Count the lines in the listing that contain the string "Appliances", and report only that number.

• • • • • • •

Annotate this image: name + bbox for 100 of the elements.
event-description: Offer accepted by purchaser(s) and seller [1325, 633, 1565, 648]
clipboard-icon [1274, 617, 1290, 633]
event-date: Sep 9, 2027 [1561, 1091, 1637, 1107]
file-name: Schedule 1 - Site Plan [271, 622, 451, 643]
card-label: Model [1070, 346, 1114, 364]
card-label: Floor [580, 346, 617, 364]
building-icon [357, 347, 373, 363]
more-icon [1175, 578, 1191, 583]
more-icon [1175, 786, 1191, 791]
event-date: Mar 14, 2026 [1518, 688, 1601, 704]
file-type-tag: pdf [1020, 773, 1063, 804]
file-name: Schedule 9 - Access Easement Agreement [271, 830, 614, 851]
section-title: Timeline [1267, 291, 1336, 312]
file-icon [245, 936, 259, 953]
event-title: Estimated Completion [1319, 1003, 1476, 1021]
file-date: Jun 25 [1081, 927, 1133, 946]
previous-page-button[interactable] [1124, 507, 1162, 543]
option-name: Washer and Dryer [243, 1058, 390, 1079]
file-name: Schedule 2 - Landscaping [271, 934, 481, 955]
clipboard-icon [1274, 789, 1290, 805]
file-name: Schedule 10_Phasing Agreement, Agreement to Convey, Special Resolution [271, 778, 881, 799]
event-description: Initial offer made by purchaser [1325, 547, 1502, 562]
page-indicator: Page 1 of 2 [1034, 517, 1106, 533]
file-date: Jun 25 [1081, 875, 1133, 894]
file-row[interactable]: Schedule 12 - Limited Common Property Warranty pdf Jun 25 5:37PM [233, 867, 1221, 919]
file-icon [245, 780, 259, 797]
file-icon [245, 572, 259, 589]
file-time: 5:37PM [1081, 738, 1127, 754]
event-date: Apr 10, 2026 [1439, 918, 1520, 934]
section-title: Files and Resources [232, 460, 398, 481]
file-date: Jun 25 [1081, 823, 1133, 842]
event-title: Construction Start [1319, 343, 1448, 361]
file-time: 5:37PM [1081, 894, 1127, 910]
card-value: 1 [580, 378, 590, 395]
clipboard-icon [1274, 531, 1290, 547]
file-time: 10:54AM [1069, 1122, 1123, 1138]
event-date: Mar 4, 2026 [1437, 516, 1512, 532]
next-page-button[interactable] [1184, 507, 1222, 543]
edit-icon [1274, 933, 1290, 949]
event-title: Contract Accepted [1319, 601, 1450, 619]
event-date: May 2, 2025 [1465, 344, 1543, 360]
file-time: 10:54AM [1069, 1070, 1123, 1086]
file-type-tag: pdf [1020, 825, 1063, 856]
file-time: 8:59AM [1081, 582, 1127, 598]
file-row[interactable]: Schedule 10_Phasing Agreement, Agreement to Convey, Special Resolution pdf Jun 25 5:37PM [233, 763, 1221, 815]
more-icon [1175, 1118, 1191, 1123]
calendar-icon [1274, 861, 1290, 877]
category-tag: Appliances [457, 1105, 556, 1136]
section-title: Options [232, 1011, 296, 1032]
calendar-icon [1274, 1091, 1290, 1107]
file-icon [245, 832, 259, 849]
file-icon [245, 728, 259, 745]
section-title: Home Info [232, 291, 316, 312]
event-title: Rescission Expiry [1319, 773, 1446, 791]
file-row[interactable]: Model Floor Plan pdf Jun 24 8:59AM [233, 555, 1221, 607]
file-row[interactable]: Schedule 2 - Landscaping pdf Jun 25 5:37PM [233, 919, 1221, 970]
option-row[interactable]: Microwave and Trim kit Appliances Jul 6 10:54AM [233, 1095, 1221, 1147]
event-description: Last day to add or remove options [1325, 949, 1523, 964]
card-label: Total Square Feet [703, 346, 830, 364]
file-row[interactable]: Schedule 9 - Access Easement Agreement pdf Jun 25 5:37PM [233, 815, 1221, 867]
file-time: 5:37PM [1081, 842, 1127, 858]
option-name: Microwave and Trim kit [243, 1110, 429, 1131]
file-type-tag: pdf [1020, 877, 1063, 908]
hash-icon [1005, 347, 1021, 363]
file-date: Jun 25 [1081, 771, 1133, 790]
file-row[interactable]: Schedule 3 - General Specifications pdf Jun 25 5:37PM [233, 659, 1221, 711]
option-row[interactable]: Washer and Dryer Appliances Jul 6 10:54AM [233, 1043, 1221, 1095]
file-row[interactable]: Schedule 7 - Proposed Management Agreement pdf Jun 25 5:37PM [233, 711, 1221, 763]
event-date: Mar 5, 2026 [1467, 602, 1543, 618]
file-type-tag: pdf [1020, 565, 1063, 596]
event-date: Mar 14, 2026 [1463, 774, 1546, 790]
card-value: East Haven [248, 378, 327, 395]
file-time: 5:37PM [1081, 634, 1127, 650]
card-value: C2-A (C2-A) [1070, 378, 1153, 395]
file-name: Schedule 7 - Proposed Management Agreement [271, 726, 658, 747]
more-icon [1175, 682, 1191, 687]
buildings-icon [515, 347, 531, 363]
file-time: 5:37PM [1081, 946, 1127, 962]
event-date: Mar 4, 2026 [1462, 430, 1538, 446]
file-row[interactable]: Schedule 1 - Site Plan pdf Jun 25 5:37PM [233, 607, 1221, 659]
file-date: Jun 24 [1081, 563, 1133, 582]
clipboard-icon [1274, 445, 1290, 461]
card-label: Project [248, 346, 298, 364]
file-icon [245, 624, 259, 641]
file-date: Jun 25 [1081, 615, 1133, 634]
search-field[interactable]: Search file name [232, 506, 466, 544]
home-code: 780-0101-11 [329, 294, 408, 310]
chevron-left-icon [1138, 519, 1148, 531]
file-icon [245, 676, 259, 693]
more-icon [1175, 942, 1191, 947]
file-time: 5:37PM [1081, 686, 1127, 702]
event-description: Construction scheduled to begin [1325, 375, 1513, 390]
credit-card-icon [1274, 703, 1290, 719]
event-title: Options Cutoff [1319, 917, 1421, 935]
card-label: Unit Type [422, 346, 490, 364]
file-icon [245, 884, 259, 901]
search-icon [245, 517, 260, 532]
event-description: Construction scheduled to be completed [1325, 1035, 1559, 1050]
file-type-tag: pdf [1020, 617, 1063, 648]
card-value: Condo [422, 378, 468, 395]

• • • • • • •

COMPLETE ANSWER:
3